Gather every line that includes the word "lauréat", please.

(Stored items)
┏━━
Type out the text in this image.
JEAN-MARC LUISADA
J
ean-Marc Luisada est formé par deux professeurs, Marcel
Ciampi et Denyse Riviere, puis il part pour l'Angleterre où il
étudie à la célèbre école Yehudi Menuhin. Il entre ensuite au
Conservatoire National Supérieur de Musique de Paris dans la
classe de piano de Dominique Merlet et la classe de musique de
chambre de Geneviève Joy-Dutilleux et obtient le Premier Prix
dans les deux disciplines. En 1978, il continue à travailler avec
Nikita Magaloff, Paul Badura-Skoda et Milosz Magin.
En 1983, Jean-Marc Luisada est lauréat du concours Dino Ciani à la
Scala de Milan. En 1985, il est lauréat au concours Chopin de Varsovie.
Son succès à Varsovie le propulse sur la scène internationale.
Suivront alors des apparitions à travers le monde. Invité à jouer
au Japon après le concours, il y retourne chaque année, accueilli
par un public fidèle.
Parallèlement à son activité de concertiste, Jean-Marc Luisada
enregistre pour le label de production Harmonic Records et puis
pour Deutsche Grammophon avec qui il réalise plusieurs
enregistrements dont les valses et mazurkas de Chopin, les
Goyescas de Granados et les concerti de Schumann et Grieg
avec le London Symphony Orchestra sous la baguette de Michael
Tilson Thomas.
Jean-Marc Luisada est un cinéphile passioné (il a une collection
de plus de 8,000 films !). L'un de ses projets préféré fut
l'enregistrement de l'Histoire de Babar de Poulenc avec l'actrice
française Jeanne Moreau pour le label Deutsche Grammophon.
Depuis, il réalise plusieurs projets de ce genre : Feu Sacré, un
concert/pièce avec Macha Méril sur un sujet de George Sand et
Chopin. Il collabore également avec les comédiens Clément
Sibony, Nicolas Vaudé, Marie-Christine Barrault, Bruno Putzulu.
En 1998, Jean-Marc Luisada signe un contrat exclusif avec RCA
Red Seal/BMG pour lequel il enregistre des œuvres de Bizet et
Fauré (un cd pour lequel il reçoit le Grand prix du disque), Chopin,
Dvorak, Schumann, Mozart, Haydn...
┗━━
• **Exercise answer**:
En 1983, Jean-Marc Luisada est lauréat du concours Dino Ciani à la
Scala de Milan. En 1985, il est lauréat au concours Chopin de Varsovie.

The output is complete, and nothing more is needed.